• THE TASK
Filter the entries, keeping every line with the word "VEREADOR".

═══ PROVIDED ENTRIES

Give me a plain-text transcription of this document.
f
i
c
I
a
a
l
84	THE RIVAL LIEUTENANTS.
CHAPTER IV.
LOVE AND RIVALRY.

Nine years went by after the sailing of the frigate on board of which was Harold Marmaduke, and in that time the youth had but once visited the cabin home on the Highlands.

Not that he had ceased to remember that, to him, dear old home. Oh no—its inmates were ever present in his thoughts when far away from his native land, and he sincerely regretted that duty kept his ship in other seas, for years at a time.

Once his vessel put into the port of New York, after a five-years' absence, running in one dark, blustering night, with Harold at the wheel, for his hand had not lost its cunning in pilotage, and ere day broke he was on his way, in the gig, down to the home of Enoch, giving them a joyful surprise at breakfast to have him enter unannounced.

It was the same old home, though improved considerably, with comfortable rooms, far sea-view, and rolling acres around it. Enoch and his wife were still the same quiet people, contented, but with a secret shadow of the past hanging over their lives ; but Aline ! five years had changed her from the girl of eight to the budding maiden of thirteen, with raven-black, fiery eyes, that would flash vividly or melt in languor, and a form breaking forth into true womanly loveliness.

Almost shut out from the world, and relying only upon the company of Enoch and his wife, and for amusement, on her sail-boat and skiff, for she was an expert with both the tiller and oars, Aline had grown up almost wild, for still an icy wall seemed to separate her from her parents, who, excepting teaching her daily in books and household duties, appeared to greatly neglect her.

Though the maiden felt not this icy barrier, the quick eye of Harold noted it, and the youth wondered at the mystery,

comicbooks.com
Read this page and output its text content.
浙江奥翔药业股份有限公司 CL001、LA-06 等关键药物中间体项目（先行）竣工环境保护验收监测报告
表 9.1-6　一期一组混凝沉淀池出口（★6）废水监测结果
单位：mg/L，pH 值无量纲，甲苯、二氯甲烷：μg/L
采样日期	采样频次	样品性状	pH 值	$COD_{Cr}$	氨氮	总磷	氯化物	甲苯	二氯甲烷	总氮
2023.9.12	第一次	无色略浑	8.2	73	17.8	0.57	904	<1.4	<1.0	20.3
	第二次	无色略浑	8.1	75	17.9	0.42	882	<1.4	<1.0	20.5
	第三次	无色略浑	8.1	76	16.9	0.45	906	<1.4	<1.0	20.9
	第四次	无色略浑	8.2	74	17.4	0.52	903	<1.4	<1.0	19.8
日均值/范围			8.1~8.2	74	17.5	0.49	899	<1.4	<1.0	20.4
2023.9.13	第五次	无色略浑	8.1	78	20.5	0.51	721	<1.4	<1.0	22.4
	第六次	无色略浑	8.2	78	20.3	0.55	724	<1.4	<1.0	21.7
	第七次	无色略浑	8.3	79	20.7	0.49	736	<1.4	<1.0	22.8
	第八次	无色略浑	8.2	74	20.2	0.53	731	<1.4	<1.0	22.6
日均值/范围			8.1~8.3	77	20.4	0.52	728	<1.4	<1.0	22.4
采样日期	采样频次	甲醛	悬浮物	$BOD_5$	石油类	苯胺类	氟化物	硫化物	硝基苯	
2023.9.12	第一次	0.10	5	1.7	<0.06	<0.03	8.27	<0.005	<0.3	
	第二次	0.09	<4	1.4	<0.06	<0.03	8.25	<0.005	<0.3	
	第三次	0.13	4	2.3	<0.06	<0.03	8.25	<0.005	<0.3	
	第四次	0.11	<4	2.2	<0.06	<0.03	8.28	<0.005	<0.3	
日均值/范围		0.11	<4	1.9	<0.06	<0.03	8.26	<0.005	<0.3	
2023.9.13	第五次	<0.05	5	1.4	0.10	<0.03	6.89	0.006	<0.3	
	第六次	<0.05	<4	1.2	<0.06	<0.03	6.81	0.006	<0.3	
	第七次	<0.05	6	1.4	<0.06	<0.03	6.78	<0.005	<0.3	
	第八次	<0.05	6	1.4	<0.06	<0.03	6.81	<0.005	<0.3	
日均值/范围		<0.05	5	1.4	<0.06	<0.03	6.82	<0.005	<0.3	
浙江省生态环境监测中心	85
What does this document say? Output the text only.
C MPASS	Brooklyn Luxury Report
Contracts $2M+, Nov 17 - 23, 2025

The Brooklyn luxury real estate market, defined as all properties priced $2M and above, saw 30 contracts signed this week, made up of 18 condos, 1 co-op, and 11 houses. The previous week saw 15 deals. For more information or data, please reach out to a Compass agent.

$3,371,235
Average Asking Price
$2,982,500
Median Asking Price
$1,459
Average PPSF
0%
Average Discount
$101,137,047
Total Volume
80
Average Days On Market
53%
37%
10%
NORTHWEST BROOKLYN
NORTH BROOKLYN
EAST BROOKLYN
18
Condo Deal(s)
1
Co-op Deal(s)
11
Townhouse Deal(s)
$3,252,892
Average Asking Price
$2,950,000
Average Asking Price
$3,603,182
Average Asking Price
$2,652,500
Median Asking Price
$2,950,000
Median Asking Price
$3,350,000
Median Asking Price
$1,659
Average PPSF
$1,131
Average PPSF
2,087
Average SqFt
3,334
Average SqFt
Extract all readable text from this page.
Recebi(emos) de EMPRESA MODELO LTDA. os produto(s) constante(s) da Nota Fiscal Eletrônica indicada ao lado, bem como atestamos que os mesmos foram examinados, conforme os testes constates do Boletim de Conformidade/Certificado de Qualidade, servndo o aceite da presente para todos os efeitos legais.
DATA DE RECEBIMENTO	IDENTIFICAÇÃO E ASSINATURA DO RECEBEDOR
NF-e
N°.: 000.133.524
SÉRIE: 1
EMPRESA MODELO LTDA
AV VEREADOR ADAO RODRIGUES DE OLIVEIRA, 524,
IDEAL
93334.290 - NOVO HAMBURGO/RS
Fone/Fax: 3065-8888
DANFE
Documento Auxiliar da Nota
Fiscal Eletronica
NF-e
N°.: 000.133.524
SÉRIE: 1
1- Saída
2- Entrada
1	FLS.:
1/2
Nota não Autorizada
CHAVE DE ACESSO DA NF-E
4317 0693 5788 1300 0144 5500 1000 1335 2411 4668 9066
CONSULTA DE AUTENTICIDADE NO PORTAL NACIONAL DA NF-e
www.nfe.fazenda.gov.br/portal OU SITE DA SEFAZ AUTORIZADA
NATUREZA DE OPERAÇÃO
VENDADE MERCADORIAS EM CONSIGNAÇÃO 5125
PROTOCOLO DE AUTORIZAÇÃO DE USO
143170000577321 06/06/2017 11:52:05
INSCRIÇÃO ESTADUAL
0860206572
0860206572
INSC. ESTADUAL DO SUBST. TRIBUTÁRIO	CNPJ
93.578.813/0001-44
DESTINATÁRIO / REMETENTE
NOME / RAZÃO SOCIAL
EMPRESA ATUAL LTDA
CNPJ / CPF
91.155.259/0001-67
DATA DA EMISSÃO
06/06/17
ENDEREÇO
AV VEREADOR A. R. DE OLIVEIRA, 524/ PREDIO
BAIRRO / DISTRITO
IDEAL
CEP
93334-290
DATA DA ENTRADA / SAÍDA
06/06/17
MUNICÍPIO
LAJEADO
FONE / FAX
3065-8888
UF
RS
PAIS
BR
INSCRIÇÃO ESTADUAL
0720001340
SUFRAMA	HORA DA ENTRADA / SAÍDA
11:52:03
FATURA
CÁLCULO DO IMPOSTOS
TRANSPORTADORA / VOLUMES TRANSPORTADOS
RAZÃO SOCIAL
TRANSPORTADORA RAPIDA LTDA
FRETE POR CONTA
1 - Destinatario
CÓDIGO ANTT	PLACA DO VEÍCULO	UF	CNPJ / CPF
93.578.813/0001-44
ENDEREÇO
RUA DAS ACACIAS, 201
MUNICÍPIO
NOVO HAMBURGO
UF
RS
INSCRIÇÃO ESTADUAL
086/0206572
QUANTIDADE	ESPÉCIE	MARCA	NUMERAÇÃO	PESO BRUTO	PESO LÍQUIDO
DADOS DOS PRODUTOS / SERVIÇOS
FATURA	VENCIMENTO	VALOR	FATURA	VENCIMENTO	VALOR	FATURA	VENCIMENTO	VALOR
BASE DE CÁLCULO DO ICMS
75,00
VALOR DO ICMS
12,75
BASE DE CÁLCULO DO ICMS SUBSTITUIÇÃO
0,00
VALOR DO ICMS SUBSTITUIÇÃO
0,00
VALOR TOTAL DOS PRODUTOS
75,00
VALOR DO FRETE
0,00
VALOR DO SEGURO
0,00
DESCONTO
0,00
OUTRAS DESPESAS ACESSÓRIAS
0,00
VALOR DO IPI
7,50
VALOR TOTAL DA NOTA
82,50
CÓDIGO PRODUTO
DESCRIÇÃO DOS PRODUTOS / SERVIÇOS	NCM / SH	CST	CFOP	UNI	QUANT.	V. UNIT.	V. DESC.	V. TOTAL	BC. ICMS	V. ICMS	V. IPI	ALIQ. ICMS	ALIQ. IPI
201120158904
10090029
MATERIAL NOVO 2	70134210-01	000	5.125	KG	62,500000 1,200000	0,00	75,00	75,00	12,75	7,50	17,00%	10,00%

══════

• OUTPUT OF THE TASK
AV VEREADOR ADAO RODRIGUES DE OLIVEIRA, 524,
AV VEREADOR A. R. DE OLIVEIRA, 524/ PREDIO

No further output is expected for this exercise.